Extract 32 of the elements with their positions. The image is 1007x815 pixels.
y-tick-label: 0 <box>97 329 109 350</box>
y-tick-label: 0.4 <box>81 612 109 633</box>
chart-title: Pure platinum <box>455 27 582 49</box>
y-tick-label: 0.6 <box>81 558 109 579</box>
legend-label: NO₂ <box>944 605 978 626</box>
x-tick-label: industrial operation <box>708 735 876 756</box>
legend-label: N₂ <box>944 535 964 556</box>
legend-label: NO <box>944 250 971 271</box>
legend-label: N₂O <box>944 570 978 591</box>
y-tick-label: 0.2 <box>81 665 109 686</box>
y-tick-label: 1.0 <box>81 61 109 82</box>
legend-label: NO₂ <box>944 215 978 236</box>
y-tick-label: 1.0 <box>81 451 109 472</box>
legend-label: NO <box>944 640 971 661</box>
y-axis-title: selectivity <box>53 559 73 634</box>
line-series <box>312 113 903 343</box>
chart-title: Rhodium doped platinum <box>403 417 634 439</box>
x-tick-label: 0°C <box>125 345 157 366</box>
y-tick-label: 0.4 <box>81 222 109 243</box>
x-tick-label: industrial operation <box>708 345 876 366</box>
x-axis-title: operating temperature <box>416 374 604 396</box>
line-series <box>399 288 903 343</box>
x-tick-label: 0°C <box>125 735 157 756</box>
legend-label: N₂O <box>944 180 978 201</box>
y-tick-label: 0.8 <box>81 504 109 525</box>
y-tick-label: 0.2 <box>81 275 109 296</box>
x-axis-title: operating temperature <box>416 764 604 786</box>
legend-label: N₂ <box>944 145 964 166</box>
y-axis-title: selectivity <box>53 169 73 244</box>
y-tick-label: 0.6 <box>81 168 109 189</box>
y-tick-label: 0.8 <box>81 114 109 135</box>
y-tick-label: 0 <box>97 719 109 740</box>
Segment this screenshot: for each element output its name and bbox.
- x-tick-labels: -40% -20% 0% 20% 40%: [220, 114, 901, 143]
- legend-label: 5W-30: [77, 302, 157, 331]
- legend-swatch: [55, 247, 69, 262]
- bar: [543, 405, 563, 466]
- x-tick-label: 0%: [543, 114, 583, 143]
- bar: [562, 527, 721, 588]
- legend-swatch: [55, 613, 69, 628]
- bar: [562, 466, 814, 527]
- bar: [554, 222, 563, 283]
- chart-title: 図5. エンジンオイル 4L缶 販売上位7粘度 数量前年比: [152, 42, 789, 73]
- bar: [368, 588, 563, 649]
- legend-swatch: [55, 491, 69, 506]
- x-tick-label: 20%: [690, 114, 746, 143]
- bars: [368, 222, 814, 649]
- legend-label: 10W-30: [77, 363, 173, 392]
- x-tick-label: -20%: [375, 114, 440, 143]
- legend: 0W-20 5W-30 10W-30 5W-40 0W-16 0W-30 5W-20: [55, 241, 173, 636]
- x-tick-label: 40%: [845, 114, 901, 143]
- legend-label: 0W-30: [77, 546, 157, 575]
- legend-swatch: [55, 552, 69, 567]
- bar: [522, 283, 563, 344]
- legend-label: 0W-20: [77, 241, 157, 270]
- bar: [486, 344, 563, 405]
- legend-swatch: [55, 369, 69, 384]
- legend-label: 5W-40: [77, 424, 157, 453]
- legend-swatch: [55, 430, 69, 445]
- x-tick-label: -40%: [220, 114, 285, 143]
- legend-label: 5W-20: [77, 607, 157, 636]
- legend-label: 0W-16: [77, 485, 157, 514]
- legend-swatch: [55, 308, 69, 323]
··········
TO BE DONE:
Copy every line of the entries above character for character, with no changes or omissions.

EXERCISE OUTPUT:
Extract 32 of the elements with their positions. The image is 1007x815 pixels.
y-tick-label: 0 <box>97 329 109 350</box>
y-tick-label: 0.4 <box>81 612 109 633</box>
chart-title: Pure platinum <box>455 27 582 49</box>
y-tick-label: 0.6 <box>81 558 109 579</box>
legend-label: NO₂ <box>944 605 978 626</box>
x-tick-label: industrial operation <box>708 735 876 756</box>
legend-label: N₂ <box>944 535 964 556</box>
legend-label: NO <box>944 250 971 271</box>
legend-label: N₂O <box>944 570 978 591</box>
y-tick-label: 0.2 <box>81 665 109 686</box>
y-tick-label: 1.0 <box>81 61 109 82</box>
legend-label: NO₂ <box>944 215 978 236</box>
y-tick-label: 1.0 <box>81 451 109 472</box>
legend-label: NO <box>944 640 971 661</box>
y-axis-title: selectivity <box>53 559 73 634</box>
line-series <box>312 113 903 343</box>
chart-title: Rhodium doped platinum <box>403 417 634 439</box>
x-tick-label: 0°C <box>125 345 157 366</box>
y-tick-label: 0.4 <box>81 222 109 243</box>
x-tick-label: industrial operation <box>708 345 876 366</box>
x-axis-title: operating temperature <box>416 374 604 396</box>
line-series <box>399 288 903 343</box>
x-tick-label: 0°C <box>125 735 157 756</box>
legend-label: N₂O <box>944 180 978 201</box>
y-tick-label: 0.8 <box>81 504 109 525</box>
y-tick-label: 0.2 <box>81 275 109 296</box>
x-axis-title: operating temperature <box>416 764 604 786</box>
legend-label: N₂ <box>944 145 964 166</box>
y-axis-title: selectivity <box>53 169 73 244</box>
y-tick-label: 0.6 <box>81 168 109 189</box>
y-tick-label: 0.8 <box>81 114 109 135</box>
y-tick-label: 0 <box>97 719 109 740</box>
Segment this screenshot: for each element output its name and bbox.
- x-tick-labels: -40% -20% 0% 20% 40%: [220, 114, 901, 143]
- legend-label: 5W-30: [77, 302, 157, 331]
- legend-swatch: [55, 247, 69, 262]
- bar: [543, 405, 563, 466]
- x-tick-label: 0%: [543, 114, 583, 143]
- bar: [562, 527, 721, 588]
- legend-swatch: [55, 613, 69, 628]
- bar: [562, 466, 814, 527]
- bar: [554, 222, 563, 283]
- chart-title: 図5. エンジンオイル 4L缶 販売上位7粘度 数量前年比: [152, 42, 789, 73]
- bar: [368, 588, 563, 649]
- legend-swatch: [55, 491, 69, 506]
- x-tick-label: 20%: [690, 114, 746, 143]
- bars: [368, 222, 814, 649]
- legend-label: 10W-30: [77, 363, 173, 392]
- x-tick-label: -20%: [375, 114, 440, 143]
- legend: 0W-20 5W-30 10W-30 5W-40 0W-16 0W-30 5W-20: [55, 241, 173, 636]
- x-tick-label: 40%: [845, 114, 901, 143]
- legend-label: 0W-30: [77, 546, 157, 575]
- legend-swatch: [55, 552, 69, 567]
- bar: [522, 283, 563, 344]
- legend-label: 0W-20: [77, 241, 157, 270]
- bar: [486, 344, 563, 405]
- legend-swatch: [55, 369, 69, 384]
- legend-label: 5W-40: [77, 424, 157, 453]
- legend-swatch: [55, 430, 69, 445]
- x-tick-label: -40%: [220, 114, 285, 143]
- legend-label: 5W-20: [77, 607, 157, 636]
- legend-label: 0W-16: [77, 485, 157, 514]
- legend-swatch: [55, 308, 69, 323]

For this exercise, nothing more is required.